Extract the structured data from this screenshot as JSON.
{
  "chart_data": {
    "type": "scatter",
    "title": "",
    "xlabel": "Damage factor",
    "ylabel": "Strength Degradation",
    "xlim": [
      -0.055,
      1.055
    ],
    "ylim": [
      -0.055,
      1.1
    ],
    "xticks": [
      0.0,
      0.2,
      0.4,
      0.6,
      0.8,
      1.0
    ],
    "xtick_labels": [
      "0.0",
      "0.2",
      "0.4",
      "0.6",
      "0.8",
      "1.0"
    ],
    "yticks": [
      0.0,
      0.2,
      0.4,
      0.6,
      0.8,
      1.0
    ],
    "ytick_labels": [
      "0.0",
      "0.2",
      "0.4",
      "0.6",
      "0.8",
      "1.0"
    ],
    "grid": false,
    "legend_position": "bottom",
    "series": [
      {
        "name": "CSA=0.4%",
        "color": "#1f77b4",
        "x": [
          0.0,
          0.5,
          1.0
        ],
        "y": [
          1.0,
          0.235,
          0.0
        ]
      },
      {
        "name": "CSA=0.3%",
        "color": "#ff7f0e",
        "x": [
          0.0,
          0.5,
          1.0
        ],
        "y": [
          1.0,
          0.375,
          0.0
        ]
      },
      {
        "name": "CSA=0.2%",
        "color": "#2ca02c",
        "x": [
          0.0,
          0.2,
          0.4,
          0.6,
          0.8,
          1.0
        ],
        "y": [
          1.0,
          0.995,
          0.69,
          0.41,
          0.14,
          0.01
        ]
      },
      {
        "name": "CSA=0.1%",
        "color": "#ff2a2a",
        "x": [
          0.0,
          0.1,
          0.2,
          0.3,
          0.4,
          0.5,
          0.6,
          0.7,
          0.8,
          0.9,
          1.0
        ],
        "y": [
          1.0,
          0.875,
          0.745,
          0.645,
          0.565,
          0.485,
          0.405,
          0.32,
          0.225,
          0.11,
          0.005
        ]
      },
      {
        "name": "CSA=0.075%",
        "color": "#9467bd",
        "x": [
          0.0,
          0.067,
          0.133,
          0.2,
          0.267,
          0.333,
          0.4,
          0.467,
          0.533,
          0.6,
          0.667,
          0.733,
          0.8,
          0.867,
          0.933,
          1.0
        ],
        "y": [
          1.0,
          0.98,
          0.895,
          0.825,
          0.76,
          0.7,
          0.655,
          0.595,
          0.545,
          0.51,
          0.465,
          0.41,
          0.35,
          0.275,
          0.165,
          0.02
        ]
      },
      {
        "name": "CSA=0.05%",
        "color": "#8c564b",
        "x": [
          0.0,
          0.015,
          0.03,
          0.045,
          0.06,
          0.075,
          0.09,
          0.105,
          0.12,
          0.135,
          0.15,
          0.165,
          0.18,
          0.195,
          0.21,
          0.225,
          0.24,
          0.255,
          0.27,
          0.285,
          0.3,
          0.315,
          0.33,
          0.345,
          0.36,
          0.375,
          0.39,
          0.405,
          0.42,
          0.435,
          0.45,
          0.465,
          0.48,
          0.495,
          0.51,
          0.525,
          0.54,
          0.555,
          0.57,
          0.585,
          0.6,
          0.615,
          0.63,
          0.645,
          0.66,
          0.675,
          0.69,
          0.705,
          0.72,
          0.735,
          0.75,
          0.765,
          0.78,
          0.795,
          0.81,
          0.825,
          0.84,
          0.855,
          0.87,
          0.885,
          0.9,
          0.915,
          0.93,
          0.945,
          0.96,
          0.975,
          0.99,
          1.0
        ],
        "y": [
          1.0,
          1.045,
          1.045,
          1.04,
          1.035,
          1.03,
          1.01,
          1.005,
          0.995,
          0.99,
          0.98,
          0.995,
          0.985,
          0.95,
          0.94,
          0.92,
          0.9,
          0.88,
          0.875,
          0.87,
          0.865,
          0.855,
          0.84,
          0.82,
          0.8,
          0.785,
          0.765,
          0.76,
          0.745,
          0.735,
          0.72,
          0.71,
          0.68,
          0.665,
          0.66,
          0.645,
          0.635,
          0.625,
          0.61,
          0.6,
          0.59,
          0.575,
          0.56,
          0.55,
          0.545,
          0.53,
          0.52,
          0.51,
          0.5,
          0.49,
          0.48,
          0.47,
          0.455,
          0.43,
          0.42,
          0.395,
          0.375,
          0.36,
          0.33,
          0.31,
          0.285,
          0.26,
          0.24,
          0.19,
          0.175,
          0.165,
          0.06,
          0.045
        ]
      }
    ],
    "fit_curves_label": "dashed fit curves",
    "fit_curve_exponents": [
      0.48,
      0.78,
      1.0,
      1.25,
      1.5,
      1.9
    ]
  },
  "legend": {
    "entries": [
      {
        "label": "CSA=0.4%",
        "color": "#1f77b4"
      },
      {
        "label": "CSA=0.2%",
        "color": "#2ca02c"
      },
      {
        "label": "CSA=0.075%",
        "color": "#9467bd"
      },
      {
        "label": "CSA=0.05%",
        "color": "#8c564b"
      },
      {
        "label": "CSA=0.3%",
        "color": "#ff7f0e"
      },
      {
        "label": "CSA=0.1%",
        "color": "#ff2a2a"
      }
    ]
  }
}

========

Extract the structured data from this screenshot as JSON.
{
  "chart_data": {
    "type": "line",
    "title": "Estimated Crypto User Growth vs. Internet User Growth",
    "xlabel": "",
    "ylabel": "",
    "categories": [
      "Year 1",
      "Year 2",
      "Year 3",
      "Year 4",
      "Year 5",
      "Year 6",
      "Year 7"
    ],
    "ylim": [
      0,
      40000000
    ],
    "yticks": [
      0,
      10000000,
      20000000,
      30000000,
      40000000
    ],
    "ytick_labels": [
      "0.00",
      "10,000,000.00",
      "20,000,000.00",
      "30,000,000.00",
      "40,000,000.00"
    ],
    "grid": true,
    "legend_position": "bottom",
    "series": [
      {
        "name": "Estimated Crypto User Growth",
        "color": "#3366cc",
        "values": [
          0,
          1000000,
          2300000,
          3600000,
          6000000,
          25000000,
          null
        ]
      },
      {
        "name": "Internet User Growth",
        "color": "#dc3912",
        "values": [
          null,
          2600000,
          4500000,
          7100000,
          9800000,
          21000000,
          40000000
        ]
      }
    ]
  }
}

========

_Exercise requirements_
Using the entries above, find all lines with "title". Copy them.

_Answer to this exercise_
    "title": "",
    "title": "Estimated Crypto User Growth vs. Internet User Growth",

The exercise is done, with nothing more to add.